Records:
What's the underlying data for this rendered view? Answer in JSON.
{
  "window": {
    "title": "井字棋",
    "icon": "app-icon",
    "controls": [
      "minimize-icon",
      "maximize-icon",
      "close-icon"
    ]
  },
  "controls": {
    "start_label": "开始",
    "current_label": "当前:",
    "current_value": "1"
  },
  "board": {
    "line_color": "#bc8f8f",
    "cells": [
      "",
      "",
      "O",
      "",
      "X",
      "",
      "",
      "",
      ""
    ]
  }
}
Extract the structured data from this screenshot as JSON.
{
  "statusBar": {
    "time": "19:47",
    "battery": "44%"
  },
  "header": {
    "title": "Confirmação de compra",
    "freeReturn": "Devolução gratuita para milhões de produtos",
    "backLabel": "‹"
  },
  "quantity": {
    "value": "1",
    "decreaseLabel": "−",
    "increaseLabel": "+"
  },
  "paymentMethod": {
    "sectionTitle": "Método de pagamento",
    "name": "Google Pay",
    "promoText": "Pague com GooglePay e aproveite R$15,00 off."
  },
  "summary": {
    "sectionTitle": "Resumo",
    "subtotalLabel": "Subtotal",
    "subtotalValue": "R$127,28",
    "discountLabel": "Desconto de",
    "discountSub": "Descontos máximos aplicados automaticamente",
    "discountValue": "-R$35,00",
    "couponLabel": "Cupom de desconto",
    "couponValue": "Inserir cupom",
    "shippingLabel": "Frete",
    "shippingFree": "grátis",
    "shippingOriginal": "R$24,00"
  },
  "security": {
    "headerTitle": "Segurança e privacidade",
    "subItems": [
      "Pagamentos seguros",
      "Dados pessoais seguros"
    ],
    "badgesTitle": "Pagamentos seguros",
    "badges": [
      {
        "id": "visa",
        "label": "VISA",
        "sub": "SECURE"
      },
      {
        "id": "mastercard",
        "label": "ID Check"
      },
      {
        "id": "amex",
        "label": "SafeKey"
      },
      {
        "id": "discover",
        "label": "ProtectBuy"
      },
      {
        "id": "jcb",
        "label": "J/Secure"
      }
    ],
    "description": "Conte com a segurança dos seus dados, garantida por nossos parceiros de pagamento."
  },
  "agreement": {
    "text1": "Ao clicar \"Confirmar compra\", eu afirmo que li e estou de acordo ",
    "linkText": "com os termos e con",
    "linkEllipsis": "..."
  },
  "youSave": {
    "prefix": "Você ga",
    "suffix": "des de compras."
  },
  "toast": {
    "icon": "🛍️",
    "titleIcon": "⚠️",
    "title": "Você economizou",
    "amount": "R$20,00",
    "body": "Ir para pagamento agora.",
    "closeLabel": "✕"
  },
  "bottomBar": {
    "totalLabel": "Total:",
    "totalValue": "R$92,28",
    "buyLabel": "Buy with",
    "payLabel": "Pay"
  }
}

Stated exercise
Show all lines from the data above in which the word "Pagamentos" appears.

Task output
      "Pagamentos seguros",
    "badgesTitle": "Pagamentos seguros",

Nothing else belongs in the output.